> WORK TO DO: Extract all lines containing "Wojtek".

> RECORDED DATA:
▼
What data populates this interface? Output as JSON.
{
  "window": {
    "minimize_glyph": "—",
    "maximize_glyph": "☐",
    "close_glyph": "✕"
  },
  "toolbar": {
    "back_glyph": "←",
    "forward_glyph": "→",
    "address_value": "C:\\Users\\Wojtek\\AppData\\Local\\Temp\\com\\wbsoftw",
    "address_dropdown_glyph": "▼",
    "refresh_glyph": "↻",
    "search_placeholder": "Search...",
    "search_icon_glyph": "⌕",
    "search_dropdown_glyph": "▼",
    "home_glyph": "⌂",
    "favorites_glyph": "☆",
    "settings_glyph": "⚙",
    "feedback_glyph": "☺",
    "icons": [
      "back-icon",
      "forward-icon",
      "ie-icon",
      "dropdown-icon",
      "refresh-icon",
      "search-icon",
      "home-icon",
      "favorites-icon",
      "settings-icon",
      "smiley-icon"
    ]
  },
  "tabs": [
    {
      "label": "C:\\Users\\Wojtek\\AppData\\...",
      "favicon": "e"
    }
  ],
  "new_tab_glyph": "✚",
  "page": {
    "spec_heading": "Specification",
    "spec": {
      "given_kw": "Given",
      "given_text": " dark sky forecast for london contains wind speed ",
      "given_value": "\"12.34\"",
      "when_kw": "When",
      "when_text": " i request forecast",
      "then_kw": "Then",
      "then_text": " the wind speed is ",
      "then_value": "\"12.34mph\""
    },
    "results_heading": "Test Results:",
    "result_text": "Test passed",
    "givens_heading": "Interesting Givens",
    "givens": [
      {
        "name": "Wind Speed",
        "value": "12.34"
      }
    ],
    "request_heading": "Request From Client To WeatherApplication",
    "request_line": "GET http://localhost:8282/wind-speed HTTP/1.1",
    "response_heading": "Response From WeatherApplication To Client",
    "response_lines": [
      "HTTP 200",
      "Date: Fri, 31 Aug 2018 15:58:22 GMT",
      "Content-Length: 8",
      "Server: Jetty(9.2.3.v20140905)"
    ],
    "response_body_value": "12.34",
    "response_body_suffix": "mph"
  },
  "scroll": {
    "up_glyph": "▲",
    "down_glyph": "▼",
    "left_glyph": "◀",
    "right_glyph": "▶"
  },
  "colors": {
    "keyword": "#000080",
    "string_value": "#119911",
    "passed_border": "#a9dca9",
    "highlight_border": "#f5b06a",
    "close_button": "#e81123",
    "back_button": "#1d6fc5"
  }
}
▲
> ANSWER TO THE TASK:
    "address_value": "C:\\Users\\Wojtek\\AppData\\Local\\Temp\\com\\wbsoftw",
      "label": "C:\\Users\\Wojtek\\AppData\\...",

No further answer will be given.